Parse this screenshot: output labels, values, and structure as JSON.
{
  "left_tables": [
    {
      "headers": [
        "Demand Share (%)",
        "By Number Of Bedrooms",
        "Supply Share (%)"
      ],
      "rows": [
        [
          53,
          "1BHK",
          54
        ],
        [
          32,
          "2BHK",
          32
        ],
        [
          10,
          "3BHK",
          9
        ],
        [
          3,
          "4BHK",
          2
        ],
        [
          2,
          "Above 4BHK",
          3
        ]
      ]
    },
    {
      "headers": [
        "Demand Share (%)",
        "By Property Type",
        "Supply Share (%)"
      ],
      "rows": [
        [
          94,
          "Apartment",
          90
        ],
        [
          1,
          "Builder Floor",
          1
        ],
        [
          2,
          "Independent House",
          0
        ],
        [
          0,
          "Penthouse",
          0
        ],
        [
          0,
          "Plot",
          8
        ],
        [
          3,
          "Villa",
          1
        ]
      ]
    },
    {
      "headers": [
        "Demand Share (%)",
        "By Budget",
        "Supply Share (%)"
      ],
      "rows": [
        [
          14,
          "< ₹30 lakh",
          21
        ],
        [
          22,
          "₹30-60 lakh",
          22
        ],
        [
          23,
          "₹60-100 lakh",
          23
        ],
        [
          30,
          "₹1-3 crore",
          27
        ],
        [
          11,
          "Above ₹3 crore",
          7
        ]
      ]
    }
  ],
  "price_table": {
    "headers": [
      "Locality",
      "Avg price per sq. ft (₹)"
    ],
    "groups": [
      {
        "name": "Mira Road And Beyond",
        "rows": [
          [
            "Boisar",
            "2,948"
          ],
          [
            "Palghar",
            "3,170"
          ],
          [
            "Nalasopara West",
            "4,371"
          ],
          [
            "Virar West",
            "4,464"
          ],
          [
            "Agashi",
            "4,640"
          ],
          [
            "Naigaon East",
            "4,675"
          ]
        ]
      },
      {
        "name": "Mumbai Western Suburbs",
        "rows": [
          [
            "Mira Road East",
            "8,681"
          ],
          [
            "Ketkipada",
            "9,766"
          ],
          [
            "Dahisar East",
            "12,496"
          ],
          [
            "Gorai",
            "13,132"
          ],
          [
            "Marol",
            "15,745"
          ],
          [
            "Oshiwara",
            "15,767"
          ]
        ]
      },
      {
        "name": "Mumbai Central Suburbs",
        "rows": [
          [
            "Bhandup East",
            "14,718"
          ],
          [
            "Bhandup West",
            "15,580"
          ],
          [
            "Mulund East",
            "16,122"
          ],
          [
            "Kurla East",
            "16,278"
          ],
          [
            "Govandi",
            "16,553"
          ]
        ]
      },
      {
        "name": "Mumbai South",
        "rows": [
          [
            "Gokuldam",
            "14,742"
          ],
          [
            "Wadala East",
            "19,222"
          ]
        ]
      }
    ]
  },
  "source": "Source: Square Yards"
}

Exercise details:
Show each line in the entries that holds the string "name".

Answer for this exercise:
        "name": "Mira Road And Beyond",
        "name": "Mumbai Western Suburbs",
        "name": "Mumbai Central Suburbs",
        "name": "Mumbai South",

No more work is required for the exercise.